Records provided
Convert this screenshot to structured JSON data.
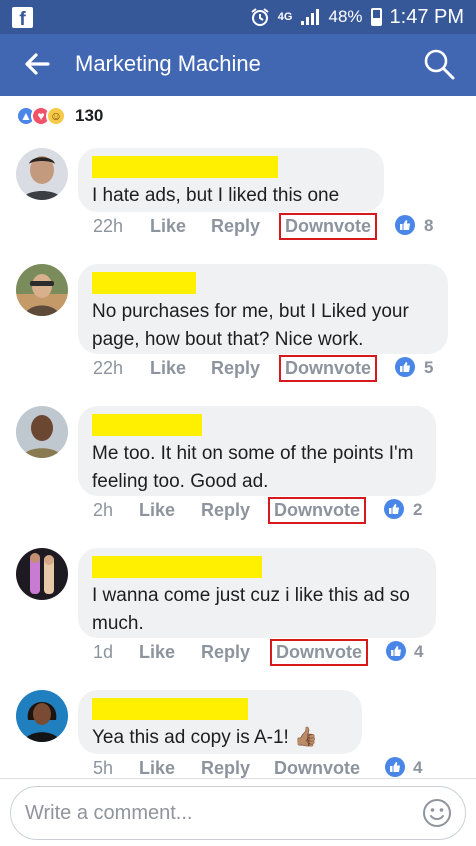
{
  "status_bar": {
    "battery": "48%",
    "time": "1:47 PM",
    "network": "4G"
  },
  "app_bar": {
    "title": "Marketing Machine"
  },
  "reactions": {
    "count": "130"
  },
  "comments": [
    {
      "text": "I hate ads, but I liked this one",
      "time": "22h",
      "like": "Like",
      "reply": "Reply",
      "downvote": "Downvote",
      "likes": "8"
    },
    {
      "text": "No purchases for me, but I Liked your page, how bout that? Nice work.",
      "time": "22h",
      "like": "Like",
      "reply": "Reply",
      "downvote": "Downvote",
      "likes": "5"
    },
    {
      "text": "Me too. It hit on some of the points I'm feeling too. Good ad.",
      "time": "2h",
      "like": "Like",
      "reply": "Reply",
      "downvote": "Downvote",
      "likes": "2"
    },
    {
      "text": "I wanna come just cuz i like this ad so much.",
      "time": "1d",
      "like": "Like",
      "reply": "Reply",
      "downvote": "Downvote",
      "likes": "4"
    },
    {
      "text": "Yea this ad copy is A-1! 👍🏽",
      "time": "5h",
      "like": "Like",
      "reply": "Reply",
      "downvote": "Downvote",
      "likes": "4"
    }
  ],
  "composer": {
    "placeholder": "Write a comment..."
  },
  "colors": {
    "header": "#4267b2",
    "status_bar": "#365899",
    "bubble": "#f0f1f3",
    "highlight_box": "#d7181d",
    "redaction": "#ffef00",
    "like_blue": "#4a86e8"
  }
}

Task to complete
Make an exact copy of all entries above, dropping the images.

Answer to this exercise
Convert this screenshot to structured JSON data.
{
  "status_bar": {
    "battery": "48%",
    "time": "1:47 PM",
    "network": "4G"
  },
  "app_bar": {
    "title": "Marketing Machine"
  },
  "reactions": {
    "count": "130"
  },
  "comments": [
    {
      "text": "I hate ads, but I liked this one",
      "time": "22h",
      "like": "Like",
      "reply": "Reply",
      "downvote": "Downvote",
      "likes": "8"
    },
    {
      "text": "No purchases for me, but I Liked your page, how bout that? Nice work.",
      "time": "22h",
      "like": "Like",
      "reply": "Reply",
      "downvote": "Downvote",
      "likes": "5"
    },
    {
      "text": "Me too. It hit on some of the points I'm feeling too. Good ad.",
      "time": "2h",
      "like": "Like",
      "reply": "Reply",
      "downvote": "Downvote",
      "likes": "2"
    },
    {
      "text": "I wanna come just cuz i like this ad so much.",
      "time": "1d",
      "like": "Like",
      "reply": "Reply",
      "downvote": "Downvote",
      "likes": "4"
    },
    {
      "text": "Yea this ad copy is A-1! 👍🏽",
      "time": "5h",
      "like": "Like",
      "reply": "Reply",
      "downvote": "Downvote",
      "likes": "4"
    }
  ],
  "composer": {
    "placeholder": "Write a comment..."
  },
  "colors": {
    "header": "#4267b2",
    "status_bar": "#365899",
    "bubble": "#f0f1f3",
    "highlight_box": "#d7181d",
    "redaction": "#ffef00",
    "like_blue": "#4a86e8"
  }
}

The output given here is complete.